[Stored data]
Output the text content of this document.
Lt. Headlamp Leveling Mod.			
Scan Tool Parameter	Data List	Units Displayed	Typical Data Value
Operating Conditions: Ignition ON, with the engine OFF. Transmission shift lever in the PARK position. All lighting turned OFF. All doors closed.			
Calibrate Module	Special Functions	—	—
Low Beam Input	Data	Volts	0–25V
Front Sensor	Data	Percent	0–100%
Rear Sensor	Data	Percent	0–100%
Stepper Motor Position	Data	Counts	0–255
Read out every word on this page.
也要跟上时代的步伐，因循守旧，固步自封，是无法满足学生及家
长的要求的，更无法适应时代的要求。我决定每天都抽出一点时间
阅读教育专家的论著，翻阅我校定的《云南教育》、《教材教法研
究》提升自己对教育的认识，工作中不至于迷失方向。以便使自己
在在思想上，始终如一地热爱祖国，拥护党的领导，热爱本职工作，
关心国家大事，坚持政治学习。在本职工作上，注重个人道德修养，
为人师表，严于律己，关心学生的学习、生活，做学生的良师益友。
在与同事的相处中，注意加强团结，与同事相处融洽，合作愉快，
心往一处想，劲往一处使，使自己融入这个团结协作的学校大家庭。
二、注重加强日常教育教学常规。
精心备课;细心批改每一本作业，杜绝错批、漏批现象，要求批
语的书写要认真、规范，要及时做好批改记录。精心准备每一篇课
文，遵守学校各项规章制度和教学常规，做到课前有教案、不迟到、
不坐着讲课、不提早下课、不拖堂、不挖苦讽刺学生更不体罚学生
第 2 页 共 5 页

EXERCISE PROMPT => Every entry must be retyped in full, exactly as given.

RESULT FOR THIS EXERCISE =>
Output the text content of this document.
Lt. Headlamp Leveling Mod.			
Scan Tool Parameter	Data List	Units Displayed	Typical Data Value
Operating Conditions: Ignition ON, with the engine OFF. Transmission shift lever in the PARK position. All lighting turned OFF. All doors closed.			
Calibrate Module	Special Functions	—	—
Low Beam Input	Data	Volts	0–25V
Front Sensor	Data	Percent	0–100%
Rear Sensor	Data	Percent	0–100%
Stepper Motor Position	Data	Counts	0–255
Read out every word on this page.
也要跟上时代的步伐，因循守旧，固步自封，是无法满足学生及家
长的要求的，更无法适应时代的要求。我决定每天都抽出一点时间
阅读教育专家的论著，翻阅我校定的《云南教育》、《教材教法研
究》提升自己对教育的认识，工作中不至于迷失方向。以便使自己
在在思想上，始终如一地热爱祖国，拥护党的领导，热爱本职工作，
关心国家大事，坚持政治学习。在本职工作上，注重个人道德修养，
为人师表，严于律己，关心学生的学习、生活，做学生的良师益友。
在与同事的相处中，注意加强团结，与同事相处融洽，合作愉快，
心往一处想，劲往一处使，使自己融入这个团结协作的学校大家庭。
二、注重加强日常教育教学常规。
精心备课;细心批改每一本作业，杜绝错批、漏批现象，要求批
语的书写要认真、规范，要及时做好批改记录。精心准备每一篇课
文，遵守学校各项规章制度和教学常规，做到课前有教案、不迟到、
不坐着讲课、不提早下课、不拖堂、不挖苦讽刺学生更不体罚学生
第 2 页 共 5 页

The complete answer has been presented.